══ Document extract ══

# Using symmetry in electrostatic problem

1. Dec 10, 2011

### issacnewton

here is what I am doing. I am trying to argue that the electric field is zero at the
center of the sheet using only symmetry arguments.

consider an insulator in the shape of infinite sheet of thickness 2a and with uniform charge density $\rho$. Now let me specify the coordinate system. The sheet is from
z=-a to z=a. Now we need to give convincing arguments for the statement that
the electric field at z=0 is zero. Before I answer that, lets notice the
symmtries present in the charge distribution. There is reflection symmetry
at z=0. There is rotational symmetry about the z axis. And there is translational
symmetry if we move z axis parallel it itself.

So lets assume that $\mathbf{E}\neq 0$ at z=0. So it will , in general case, have
x,y,z components. But if it has z component then it violates relfection symmetry
about z=0. So lets remove that component. So we are left with x,y components. The net
$\mathbf{E}$ will have certain direction in the x-y plane. But since charge has
rotational symmetry around z axis, even this particular direction of $\mathbf{E}$
is not possible. There is one last possiblity left. We can let $\mathbf{E}$ emerge
from (0,0,0) and then it will radially go outwards in the x-y plane. In this way, the
$\mathbf{E}$ is symmetric about z axis. But since the charge is symmetric about
any axis parallel to the z axis, this choice of $\mathbf{E}$ is not possible.
So the only logical option left is the case where $\mathbf{E}=0$ at z=0.
I hope my argument is right. I have not solved any differential equation so far
to arrive at this conclusion. I have assumed that the electric field obeys the
same symmetry as the charge distribution. If we look at the Gauss's law in
differntial form,

$$\vec{\nabla}\cdot \mathbf{E} =\frac{\rho}{\epsilon_o}$$

I think its possible to see that the symmetry in charge distribution should result
in symmetry in electric field. But I don't know how to prove this mathematically.

I think we might be able to prove this using group theory, I am not sure.

It should be possible to apply this line of reasoning to other Maxwell equations
as well.

I have not seen the above reasoning in introductory physics books. Please comment and
let me know any flaws.

2. Dec 10, 2011

### Liquidxlax

3. Dec 10, 2011

### issacnewton

hi liquid, but is my intuition correct ? that symmetry in charge distribution goes to symmetry
in the electric field produced by these charges ?

4. Dec 10, 2011

### ehild

That is right. Read the article:

http://en.wikipedia.org/wiki/Symmetry_(physics)

ehild

5. Dec 11, 2011

### issacnewton

echild, thanks. I have read that article but this particular information I didn't find there.
Can you point out to the specific information please ?

═══

Parts of the exercise —
1 - Please rewrite the forum thread on symmetry in electrostatics from "I think its" to "prove this mathematically.", replacing "mathematically" with "rigorously".
2 - In the forum thread on symmetry in electrostatics, what is the thickness of the charged insulating sheet?
The records aren't needed for anything here.

══ Stored data ══

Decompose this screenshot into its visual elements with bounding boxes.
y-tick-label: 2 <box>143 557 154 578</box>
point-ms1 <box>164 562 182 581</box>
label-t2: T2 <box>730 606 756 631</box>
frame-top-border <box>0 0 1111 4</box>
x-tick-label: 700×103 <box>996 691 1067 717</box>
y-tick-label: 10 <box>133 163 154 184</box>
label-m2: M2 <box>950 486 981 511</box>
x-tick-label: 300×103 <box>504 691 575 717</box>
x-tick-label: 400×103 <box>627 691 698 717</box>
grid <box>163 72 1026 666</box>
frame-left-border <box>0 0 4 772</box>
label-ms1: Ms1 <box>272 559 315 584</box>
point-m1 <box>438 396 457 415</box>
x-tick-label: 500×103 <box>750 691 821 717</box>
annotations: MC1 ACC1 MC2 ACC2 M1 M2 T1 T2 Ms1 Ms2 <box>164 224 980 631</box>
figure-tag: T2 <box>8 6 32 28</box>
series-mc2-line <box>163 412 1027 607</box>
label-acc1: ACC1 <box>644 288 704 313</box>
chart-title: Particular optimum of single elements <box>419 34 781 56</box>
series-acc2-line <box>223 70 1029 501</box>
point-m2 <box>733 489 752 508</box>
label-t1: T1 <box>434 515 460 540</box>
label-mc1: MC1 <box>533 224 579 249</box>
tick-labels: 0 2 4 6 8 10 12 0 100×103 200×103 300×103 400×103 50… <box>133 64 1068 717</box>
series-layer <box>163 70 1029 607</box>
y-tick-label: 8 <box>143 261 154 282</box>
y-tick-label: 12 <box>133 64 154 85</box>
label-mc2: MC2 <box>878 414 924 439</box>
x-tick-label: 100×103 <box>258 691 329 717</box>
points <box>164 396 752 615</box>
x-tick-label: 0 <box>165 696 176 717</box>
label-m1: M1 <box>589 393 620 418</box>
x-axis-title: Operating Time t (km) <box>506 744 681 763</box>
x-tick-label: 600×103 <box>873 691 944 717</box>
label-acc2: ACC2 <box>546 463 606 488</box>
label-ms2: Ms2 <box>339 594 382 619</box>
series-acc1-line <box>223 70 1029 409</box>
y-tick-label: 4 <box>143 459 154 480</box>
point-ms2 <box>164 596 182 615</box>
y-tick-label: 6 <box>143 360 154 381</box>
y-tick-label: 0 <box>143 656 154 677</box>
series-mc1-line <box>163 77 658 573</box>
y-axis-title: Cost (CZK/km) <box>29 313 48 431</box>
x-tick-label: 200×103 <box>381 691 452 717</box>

═══

Answers below —
1 -
I think its possible to see that the symmetry in charge distribution should result
in symmetry in electric field. But I don't know how to prove this rigorously.

2 - 2a